_Data extracted from a collection:_
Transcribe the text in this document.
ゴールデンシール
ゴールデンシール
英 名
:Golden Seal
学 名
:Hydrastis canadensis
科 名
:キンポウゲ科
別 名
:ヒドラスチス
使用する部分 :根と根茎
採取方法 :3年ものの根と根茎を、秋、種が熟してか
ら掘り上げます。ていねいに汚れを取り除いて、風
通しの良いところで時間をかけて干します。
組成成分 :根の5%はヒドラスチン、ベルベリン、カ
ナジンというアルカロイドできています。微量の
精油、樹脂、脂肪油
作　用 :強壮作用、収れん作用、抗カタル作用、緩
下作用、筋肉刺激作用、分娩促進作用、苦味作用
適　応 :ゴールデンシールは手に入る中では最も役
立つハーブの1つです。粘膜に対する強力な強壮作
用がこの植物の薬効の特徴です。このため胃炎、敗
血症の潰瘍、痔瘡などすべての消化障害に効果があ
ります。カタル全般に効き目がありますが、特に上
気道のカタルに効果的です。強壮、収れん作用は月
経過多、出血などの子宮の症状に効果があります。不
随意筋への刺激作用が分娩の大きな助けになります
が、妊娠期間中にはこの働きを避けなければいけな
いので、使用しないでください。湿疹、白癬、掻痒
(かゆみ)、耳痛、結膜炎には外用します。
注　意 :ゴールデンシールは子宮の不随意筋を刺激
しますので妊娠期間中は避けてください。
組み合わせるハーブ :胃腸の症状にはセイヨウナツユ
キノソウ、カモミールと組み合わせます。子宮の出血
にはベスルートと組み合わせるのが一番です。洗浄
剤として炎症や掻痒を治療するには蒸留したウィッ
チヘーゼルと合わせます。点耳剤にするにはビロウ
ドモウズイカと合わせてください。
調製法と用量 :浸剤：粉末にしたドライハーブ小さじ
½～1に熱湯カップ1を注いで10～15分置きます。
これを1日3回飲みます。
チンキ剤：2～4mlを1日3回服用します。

_What this task involves:_ Repeat the data verbatim.

_Solution for this problem:_
Transcribe the text in this document.
ゴールデンシール
ゴールデンシール
英 名
:Golden Seal
学 名
:Hydrastis canadensis
科 名
:キンポウゲ科
別 名
:ヒドラスチス
使用する部分 :根と根茎
採取方法 :3年ものの根と根茎を、秋、種が熟してか
ら掘り上げます。ていねいに汚れを取り除いて、風
通しの良いところで時間をかけて干します。
組成成分 :根の5%はヒドラスチン、ベルベリン、カ
ナジンというアルカロイドできています。微量の
精油、樹脂、脂肪油
作　用 :強壮作用、収れん作用、抗カタル作用、緩
下作用、筋肉刺激作用、分娩促進作用、苦味作用
適　応 :ゴールデンシールは手に入る中では最も役
立つハーブの1つです。粘膜に対する強力な強壮作
用がこの植物の薬効の特徴です。このため胃炎、敗
血症の潰瘍、痔瘡などすべての消化障害に効果があ
ります。カタル全般に効き目がありますが、特に上
気道のカタルに効果的です。強壮、収れん作用は月
経過多、出血などの子宮の症状に効果があります。不
随意筋への刺激作用が分娩の大きな助けになります
が、妊娠期間中にはこの働きを避けなければいけな
いので、使用しないでください。湿疹、白癬、掻痒
(かゆみ)、耳痛、結膜炎には外用します。
注　意 :ゴールデンシールは子宮の不随意筋を刺激
しますので妊娠期間中は避けてください。
組み合わせるハーブ :胃腸の症状にはセイヨウナツユ
キノソウ、カモミールと組み合わせます。子宮の出血
にはベスルートと組み合わせるのが一番です。洗浄
剤として炎症や掻痒を治療するには蒸留したウィッ
チヘーゼルと合わせます。点耳剤にするにはビロウ
ドモウズイカと合わせてください。
調製法と用量 :浸剤：粉末にしたドライハーブ小さじ
½～1に熱湯カップ1を注いで10～15分置きます。
これを1日3回飲みます。
チンキ剤：2～4mlを1日3回服用します。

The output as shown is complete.